_INSTRUCTIONS FOR THE TASK_
Write the listing out again, all of it, word for word.

_INFORMATION GIVEN_

######

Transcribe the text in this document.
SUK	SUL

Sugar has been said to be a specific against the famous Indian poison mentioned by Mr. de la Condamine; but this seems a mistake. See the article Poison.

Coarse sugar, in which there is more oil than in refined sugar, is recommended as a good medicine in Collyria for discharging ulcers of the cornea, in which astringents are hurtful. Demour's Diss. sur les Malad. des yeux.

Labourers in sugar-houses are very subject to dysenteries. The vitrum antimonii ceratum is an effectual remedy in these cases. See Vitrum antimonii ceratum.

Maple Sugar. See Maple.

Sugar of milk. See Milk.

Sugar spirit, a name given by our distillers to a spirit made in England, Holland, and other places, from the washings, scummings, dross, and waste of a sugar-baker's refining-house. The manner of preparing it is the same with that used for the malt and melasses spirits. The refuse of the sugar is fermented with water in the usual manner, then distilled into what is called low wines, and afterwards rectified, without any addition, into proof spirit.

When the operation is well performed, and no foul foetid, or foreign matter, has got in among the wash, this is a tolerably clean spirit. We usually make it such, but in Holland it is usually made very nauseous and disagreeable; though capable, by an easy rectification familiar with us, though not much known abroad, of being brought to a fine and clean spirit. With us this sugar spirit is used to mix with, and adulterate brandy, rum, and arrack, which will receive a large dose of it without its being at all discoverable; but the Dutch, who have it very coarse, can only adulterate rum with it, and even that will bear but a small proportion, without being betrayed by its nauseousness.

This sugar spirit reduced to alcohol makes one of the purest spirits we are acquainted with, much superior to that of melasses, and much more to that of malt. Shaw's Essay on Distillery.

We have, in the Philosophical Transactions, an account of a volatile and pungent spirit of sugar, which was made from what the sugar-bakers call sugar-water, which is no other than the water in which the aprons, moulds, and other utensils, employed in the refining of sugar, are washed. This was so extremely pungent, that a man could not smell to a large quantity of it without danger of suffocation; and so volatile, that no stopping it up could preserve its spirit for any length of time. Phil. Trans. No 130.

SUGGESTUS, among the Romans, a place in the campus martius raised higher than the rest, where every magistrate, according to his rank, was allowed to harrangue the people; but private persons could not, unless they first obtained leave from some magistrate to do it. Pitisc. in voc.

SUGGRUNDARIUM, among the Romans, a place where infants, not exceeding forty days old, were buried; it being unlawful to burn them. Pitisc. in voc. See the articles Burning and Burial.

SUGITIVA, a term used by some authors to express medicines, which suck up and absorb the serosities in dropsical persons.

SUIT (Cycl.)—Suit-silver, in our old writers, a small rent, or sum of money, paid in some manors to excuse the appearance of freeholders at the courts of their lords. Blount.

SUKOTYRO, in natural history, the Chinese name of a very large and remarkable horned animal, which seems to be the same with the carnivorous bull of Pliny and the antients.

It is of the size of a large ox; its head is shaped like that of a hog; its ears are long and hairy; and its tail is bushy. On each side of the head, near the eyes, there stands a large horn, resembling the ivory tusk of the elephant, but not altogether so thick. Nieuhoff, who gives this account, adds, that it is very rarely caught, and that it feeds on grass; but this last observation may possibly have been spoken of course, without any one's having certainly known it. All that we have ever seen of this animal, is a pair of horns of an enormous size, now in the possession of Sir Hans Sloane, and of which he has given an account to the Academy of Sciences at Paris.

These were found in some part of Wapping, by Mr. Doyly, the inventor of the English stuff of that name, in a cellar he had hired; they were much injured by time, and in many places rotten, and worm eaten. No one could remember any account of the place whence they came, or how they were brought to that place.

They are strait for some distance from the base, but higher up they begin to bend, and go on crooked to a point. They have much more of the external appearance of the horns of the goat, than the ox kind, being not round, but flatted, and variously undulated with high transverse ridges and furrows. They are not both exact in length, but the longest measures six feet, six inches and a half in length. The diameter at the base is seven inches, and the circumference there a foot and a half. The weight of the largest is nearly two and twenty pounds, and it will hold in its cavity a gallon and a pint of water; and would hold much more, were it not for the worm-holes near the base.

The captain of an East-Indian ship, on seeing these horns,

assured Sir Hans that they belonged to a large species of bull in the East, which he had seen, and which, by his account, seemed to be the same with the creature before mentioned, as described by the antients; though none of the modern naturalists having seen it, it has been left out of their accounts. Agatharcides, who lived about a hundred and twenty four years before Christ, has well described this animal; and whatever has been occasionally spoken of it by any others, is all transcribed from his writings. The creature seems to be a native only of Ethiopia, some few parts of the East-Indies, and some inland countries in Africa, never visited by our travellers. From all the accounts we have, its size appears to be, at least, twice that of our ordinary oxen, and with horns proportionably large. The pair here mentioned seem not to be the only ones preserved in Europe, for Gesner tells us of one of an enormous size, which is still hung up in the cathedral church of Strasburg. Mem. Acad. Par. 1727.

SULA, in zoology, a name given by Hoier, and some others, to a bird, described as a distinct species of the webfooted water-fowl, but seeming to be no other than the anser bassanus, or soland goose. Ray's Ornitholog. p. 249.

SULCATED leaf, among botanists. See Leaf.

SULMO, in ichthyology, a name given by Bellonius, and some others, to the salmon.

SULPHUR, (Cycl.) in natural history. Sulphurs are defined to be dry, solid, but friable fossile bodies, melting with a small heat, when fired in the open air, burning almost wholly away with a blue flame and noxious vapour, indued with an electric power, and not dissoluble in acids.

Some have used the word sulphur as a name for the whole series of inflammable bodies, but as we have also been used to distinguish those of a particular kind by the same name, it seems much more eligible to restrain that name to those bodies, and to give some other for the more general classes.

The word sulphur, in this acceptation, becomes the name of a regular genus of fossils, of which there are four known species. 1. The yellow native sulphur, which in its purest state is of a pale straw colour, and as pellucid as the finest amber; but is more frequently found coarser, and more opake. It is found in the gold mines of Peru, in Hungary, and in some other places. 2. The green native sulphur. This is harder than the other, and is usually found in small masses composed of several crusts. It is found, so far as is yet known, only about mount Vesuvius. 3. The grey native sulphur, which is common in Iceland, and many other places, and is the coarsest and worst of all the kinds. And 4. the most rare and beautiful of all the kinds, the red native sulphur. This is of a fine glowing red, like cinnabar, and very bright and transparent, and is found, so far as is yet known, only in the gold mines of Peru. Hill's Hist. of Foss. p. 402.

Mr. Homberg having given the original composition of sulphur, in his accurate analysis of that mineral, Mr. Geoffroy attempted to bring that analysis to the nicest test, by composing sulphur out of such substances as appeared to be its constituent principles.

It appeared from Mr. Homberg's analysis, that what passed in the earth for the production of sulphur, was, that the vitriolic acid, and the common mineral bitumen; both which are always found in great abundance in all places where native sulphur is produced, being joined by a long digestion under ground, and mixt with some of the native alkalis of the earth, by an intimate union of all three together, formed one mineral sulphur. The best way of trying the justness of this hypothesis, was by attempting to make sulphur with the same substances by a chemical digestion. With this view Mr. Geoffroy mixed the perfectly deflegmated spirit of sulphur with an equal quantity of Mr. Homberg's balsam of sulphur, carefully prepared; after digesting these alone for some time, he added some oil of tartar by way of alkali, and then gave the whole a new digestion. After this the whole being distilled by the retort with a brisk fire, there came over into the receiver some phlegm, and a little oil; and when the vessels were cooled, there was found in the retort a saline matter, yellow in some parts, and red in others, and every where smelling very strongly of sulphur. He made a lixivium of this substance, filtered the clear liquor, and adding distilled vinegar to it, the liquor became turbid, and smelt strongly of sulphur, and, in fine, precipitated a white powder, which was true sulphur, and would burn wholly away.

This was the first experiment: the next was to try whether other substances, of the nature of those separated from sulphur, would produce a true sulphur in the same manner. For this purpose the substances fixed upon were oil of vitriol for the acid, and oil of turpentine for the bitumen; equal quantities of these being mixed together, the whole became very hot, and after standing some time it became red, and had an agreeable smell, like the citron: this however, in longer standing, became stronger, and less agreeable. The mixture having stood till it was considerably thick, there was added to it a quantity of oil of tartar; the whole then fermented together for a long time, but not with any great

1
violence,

######

_TASK SOLUTION_
Transcribe the text in this document.
SUK	SUL

Sugar has been said to be a specific against the famous Indian poison mentioned by Mr. de la Condamine; but this seems a mistake. See the article Poison.

Coarse sugar, in which there is more oil than in refined sugar, is recommended as a good medicine in Collyria for discharging ulcers of the cornea, in which astringents are hurtful. Demour's Diss. sur les Malad. des yeux.

Labourers in sugar-houses are very subject to dysenteries. The vitrum antimonii ceratum is an effectual remedy in these cases. See Vitrum antimonii ceratum.

Maple Sugar. See Maple.

Sugar of milk. See Milk.

Sugar spirit, a name given by our distillers to a spirit made in England, Holland, and other places, from the washings, scummings, dross, and waste of a sugar-baker's refining-house. The manner of preparing it is the same with that used for the malt and melasses spirits. The refuse of the sugar is fermented with water in the usual manner, then distilled into what is called low wines, and afterwards rectified, without any addition, into proof spirit.

When the operation is well performed, and no foul foetid, or foreign matter, has got in among the wash, this is a tolerably clean spirit. We usually make it such, but in Holland it is usually made very nauseous and disagreeable; though capable, by an easy rectification familiar with us, though not much known abroad, of being brought to a fine and clean spirit. With us this sugar spirit is used to mix with, and adulterate brandy, rum, and arrack, which will receive a large dose of it without its being at all discoverable; but the Dutch, who have it very coarse, can only adulterate rum with it, and even that will bear but a small proportion, without being betrayed by its nauseousness.

This sugar spirit reduced to alcohol makes one of the purest spirits we are acquainted with, much superior to that of melasses, and much more to that of malt. Shaw's Essay on Distillery.

We have, in the Philosophical Transactions, an account of a volatile and pungent spirit of sugar, which was made from what the sugar-bakers call sugar-water, which is no other than the water in which the aprons, moulds, and other utensils, employed in the refining of sugar, are washed. This was so extremely pungent, that a man could not smell to a large quantity of it without danger of suffocation; and so volatile, that no stopping it up could preserve its spirit for any length of time. Phil. Trans. No 130.

SUGGESTUS, among the Romans, a place in the campus martius raised higher than the rest, where every magistrate, according to his rank, was allowed to harrangue the people; but private persons could not, unless they first obtained leave from some magistrate to do it. Pitisc. in voc.

SUGGRUNDARIUM, among the Romans, a place where infants, not exceeding forty days old, were buried; it being unlawful to burn them. Pitisc. in voc. See the articles Burning and Burial.

SUGITIVA, a term used by some authors to express medicines, which suck up and absorb the serosities in dropsical persons.

SUIT (Cycl.)—Suit-silver, in our old writers, a small rent, or sum of money, paid in some manors to excuse the appearance of freeholders at the courts of their lords. Blount.

SUKOTYRO, in natural history, the Chinese name of a very large and remarkable horned animal, which seems to be the same with the carnivorous bull of Pliny and the antients.

It is of the size of a large ox; its head is shaped like that of a hog; its ears are long and hairy; and its tail is bushy. On each side of the head, near the eyes, there stands a large horn, resembling the ivory tusk of the elephant, but not altogether so thick. Nieuhoff, who gives this account, adds, that it is very rarely caught, and that it feeds on grass; but this last observation may possibly have been spoken of course, without any one's having certainly known it. All that we have ever seen of this animal, is a pair of horns of an enormous size, now in the possession of Sir Hans Sloane, and of which he has given an account to the Academy of Sciences at Paris.

These were found in some part of Wapping, by Mr. Doyly, the inventor of the English stuff of that name, in a cellar he had hired; they were much injured by time, and in many places rotten, and worm eaten. No one could remember any account of the place whence they came, or how they were brought to that place.

They are strait for some distance from the base, but higher up they begin to bend, and go on crooked to a point. They have much more of the external appearance of the horns of the goat, than the ox kind, being not round, but flatted, and variously undulated with high transverse ridges and furrows. They are not both exact in length, but the longest measures six feet, six inches and a half in length. The diameter at the base is seven inches, and the circumference there a foot and a half. The weight of the largest is nearly two and twenty pounds, and it will hold in its cavity a gallon and a pint of water; and would hold much more, were it not for the worm-holes near the base.

The captain of an East-Indian ship, on seeing these horns,

assured Sir Hans that they belonged to a large species of bull in the East, which he had seen, and which, by his account, seemed to be the same with the creature before mentioned, as described by the antients; though none of the modern naturalists having seen it, it has been left out of their accounts. Agatharcides, who lived about a hundred and twenty four years before Christ, has well described this animal; and whatever has been occasionally spoken of it by any others, is all transcribed from his writings. The creature seems to be a native only of Ethiopia, some few parts of the East-Indies, and some inland countries in Africa, never visited by our travellers. From all the accounts we have, its size appears to be, at least, twice that of our ordinary oxen, and with horns proportionably large. The pair here mentioned seem not to be the only ones preserved in Europe, for Gesner tells us of one of an enormous size, which is still hung up in the cathedral church of Strasburg. Mem. Acad. Par. 1727.

SULA, in zoology, a name given by Hoier, and some others, to a bird, described as a distinct species of the webfooted water-fowl, but seeming to be no other than the anser bassanus, or soland goose. Ray's Ornitholog. p. 249.

SULCATED leaf, among botanists. See Leaf.

SULMO, in ichthyology, a name given by Bellonius, and some others, to the salmon.

SULPHUR, (Cycl.) in natural history. Sulphurs are defined to be dry, solid, but friable fossile bodies, melting with a small heat, when fired in the open air, burning almost wholly away with a blue flame and noxious vapour, indued with an electric power, and not dissoluble in acids.

Some have used the word sulphur as a name for the whole series of inflammable bodies, but as we have also been used to distinguish those of a particular kind by the same name, it seems much more eligible to restrain that name to those bodies, and to give some other for the more general classes.

The word sulphur, in this acceptation, becomes the name of a regular genus of fossils, of which there are four known species. 1. The yellow native sulphur, which in its purest state is of a pale straw colour, and as pellucid as the finest amber; but is more frequently found coarser, and more opake. It is found in the gold mines of Peru, in Hungary, and in some other places. 2. The green native sulphur. This is harder than the other, and is usually found in small masses composed of several crusts. It is found, so far as is yet known, only about mount Vesuvius. 3. The grey native sulphur, which is common in Iceland, and many other places, and is the coarsest and worst of all the kinds. And 4. the most rare and beautiful of all the kinds, the red native sulphur. This is of a fine glowing red, like cinnabar, and very bright and transparent, and is found, so far as is yet known, only in the gold mines of Peru. Hill's Hist. of Foss. p. 402.

Mr. Homberg having given the original composition of sulphur, in his accurate analysis of that mineral, Mr. Geoffroy attempted to bring that analysis to the nicest test, by composing sulphur out of such substances as appeared to be its constituent principles.

It appeared from Mr. Homberg's analysis, that what passed in the earth for the production of sulphur, was, that the vitriolic acid, and the common mineral bitumen; both which are always found in great abundance in all places where native sulphur is produced, being joined by a long digestion under ground, and mixt with some of the native alkalis of the earth, by an intimate union of all three together, formed one mineral sulphur. The best way of trying the justness of this hypothesis, was by attempting to make sulphur with the same substances by a chemical digestion. With this view Mr. Geoffroy mixed the perfectly deflegmated spirit of sulphur with an equal quantity of Mr. Homberg's balsam of sulphur, carefully prepared; after digesting these alone for some time, he added some oil of tartar by way of alkali, and then gave the whole a new digestion. After this the whole being distilled by the retort with a brisk fire, there came over into the receiver some phlegm, and a little oil; and when the vessels were cooled, there was found in the retort a saline matter, yellow in some parts, and red in others, and every where smelling very strongly of sulphur. He made a lixivium of this substance, filtered the clear liquor, and adding distilled vinegar to it, the liquor became turbid, and smelt strongly of sulphur, and, in fine, precipitated a white powder, which was true sulphur, and would burn wholly away.

This was the first experiment: the next was to try whether other substances, of the nature of those separated from sulphur, would produce a true sulphur in the same manner. For this purpose the substances fixed upon were oil of vitriol for the acid, and oil of turpentine for the bitumen; equal quantities of these being mixed together, the whole became very hot, and after standing some time it became red, and had an agreeable smell, like the citron: this however, in longer standing, became stronger, and less agreeable. The mixture having stood till it was considerably thick, there was added to it a quantity of oil of tartar; the whole then fermented together for a long time, but not with any great

1
violence,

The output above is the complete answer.